▸ Kutipan Teks
§
Oleh: Riska Mutiara, S.Pd
(Guru Bahasa Inggris SMPN 2 Batujajar)
Sebuah postingan di Instagram yang diunggah seorang siswi, membuat saya tertarik untuk berkomentar, karena unggahannya berupa foto rapot dan beberapa hadiah. Saya merasa perlu untuk sekedar memberikan ucapan selamat atas prestasi yang diraihnya. Nampaklah dari sana rasa bahagia dan bangga seorang siswa ketika dia mendapatkan apresiasi atas prestasi yang diraihnya sehingga dia mengunggahnya ke media sosial.
Pemberian ranking sampai saat ini masih dilakukan, karena menurut pendapat sebagian pendidik bahwa hal tersebut diyakini mampu meningkatkan motivasi belajar. Dampak positif dari pemberian ranking kepada peserta didik adalah meningkatkan rasa percaya dirinya sebagai siswa yang mampu bersaing secara positif di bidang pengetahuan. Adapun dampak negatifnya yaitu peserta didik yang mendapatkan nilai rendah akan merasa tidak percaya diri.
§
Item yang tercantum dalam set data:
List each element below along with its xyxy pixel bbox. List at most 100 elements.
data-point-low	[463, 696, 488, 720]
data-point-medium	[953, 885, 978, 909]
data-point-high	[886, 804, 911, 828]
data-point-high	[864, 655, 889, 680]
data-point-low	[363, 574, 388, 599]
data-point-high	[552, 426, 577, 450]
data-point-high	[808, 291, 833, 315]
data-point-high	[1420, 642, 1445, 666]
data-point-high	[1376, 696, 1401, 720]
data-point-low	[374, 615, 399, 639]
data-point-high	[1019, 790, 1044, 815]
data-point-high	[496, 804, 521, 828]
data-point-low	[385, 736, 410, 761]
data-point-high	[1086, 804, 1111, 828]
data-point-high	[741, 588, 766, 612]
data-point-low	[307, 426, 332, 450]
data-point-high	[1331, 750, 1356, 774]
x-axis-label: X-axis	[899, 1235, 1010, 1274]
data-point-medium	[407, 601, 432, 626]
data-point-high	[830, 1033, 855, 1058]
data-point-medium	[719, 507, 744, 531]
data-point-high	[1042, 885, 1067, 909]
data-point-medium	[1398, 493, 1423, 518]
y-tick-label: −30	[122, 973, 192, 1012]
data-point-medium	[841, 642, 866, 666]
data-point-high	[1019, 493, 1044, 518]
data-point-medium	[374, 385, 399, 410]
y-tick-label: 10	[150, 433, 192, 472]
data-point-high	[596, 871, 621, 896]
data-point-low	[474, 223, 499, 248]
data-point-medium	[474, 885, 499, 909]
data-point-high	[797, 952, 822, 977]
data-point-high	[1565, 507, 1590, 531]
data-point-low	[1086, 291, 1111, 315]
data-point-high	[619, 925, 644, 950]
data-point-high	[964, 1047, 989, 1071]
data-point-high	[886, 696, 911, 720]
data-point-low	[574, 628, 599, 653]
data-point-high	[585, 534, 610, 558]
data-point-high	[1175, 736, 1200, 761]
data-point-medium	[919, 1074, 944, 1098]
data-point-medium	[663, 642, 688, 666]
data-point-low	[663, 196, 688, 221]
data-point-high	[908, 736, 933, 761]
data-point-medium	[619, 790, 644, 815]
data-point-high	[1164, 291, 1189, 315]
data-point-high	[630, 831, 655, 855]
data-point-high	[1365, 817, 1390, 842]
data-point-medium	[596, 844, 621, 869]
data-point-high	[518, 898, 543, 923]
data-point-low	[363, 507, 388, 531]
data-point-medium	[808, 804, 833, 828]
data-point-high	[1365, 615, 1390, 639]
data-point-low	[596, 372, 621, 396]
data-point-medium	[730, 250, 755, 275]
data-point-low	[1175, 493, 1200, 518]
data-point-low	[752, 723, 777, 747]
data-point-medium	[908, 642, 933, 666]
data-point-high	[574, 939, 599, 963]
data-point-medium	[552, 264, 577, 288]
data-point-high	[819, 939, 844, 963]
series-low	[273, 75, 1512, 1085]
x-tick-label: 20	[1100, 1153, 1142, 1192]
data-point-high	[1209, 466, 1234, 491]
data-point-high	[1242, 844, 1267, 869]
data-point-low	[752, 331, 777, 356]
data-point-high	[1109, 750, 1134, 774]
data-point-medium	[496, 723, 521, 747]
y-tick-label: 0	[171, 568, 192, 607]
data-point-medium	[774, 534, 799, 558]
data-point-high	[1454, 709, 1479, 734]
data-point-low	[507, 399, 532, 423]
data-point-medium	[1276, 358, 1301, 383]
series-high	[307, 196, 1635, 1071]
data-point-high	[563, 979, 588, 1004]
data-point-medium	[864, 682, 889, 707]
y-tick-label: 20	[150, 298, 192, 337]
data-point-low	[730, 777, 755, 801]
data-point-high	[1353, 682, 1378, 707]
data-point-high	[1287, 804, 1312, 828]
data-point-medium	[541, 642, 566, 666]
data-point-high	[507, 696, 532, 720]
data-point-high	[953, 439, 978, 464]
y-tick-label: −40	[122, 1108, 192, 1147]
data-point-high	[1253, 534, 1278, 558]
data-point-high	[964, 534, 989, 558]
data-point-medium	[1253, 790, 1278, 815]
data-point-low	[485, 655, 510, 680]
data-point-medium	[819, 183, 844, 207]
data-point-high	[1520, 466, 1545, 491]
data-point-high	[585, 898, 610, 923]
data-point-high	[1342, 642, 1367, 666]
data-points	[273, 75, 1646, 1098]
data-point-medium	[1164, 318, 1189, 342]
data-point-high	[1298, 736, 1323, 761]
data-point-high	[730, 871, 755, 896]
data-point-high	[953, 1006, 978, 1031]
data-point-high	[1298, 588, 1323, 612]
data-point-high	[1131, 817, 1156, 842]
§
▸ Soal Latihan
1. Tentukan apakah setiap pernyataan berikut sesuai dengan teks tentang pemberian ranking. Jawab ya atau tidak, lalu kutip kata-kata dari teks yang menjadi dasar jawaban. (a) Siswi itu mengunggah foto rapot dan beberapa hadiah di Instagram. (b) Pemberian ranking sudah tidak dilakukan lagi. (c) Peserta didik yang nilainya rendah akan merasa tidak percaya diri.
2. Kembangkan teks tentang pemberian ranking di atas dengan melanjutkannya setelah kalimat terakhir.

▸ Jawaban Latihan
1.
(a) Ya: "unggahannya berupa foto rapot dan beberapa hadiah".
(b) Tidak: "Pemberian ranking sampai saat ini masih dilakukan".
(c) Ya: "peserta didik yang mendapatkan nilai rendah akan merasa tidak percaya diri".

2.
Menjadi sebuah dilema untuk guru ketika berada pada situasi dimana para murid dan orangtua masih mengharapkan disebutkan peringkat prestasinya dirapot, sementara itu mengetahui bahwa ada efek negatif dari hal tersebut.
Pembiasaan ranking yang sudah lama diterapkan dalam sistem penilaian peserta didik berdampak pada psikologis. Contoh kasus ketika siswa terbiasa mendapatkan peringkat terbaik di rankingnya kemudian satu waktu itu dihilangkan, akan ada perasaan tidak nyaman, tertekan dan merasa dirinya terbebani karena tidak mendapatkan hal itu, karena ada tuntutan dari orang tuanya yang sudah terbiasa mendapatkan peringkat untuk kebutuhan prasyarat mendapatkan beasiswa dari tempatnya bekerja.
Pendapat para ahli
Menurut Prof. Etty Indriati Ph.D ( Direktur Internalisasi Nilai dan Diplomasi Budaya pada Kementrian Pendidikan dan Kebudayaan Nasional) menyatakan bahwa anak-anak semestinya tidak di ranking. Alasannya, ranking dapat memberikan stigma dan menimbulkan dampak negatif secara psikologis, terutama bagi mereka yang mendapat peringkat rendah.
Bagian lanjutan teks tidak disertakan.